Written exercise:
Retype each entry below, keeping every character the same.

========================

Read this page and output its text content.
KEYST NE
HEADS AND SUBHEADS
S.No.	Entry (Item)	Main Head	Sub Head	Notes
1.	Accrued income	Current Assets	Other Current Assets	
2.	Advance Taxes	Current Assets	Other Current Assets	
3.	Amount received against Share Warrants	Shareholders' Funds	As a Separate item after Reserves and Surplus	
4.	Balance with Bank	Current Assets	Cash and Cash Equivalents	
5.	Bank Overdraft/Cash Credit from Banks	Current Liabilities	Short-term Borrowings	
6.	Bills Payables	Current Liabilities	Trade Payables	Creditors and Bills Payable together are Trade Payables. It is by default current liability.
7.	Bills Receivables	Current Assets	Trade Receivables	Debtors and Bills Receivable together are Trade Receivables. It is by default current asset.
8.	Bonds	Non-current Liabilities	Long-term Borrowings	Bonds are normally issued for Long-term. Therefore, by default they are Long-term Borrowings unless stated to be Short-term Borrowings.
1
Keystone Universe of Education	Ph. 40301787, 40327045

========================

Answer to the task:
Read this page and output its text content.
KEYST NE
HEADS AND SUBHEADS
S.No.	Entry (Item)	Main Head	Sub Head	Notes
1.	Accrued income	Current Assets	Other Current Assets	
2.	Advance Taxes	Current Assets	Other Current Assets	
3.	Amount received against Share Warrants	Shareholders' Funds	As a Separate item after Reserves and Surplus	
4.	Balance with Bank	Current Assets	Cash and Cash Equivalents	
5.	Bank Overdraft/Cash Credit from Banks	Current Liabilities	Short-term Borrowings	
6.	Bills Payables	Current Liabilities	Trade Payables	Creditors and Bills Payable together are Trade Payables. It is by default current liability.
7.	Bills Receivables	Current Assets	Trade Receivables	Debtors and Bills Receivable together are Trade Receivables. It is by default current asset.
8.	Bonds	Non-current Liabilities	Long-term Borrowings	Bonds are normally issued for Long-term. Therefore, by default they are Long-term Borrowings unless stated to be Short-term Borrowings.
1
Keystone Universe of Education	Ph. 40301787, 40327045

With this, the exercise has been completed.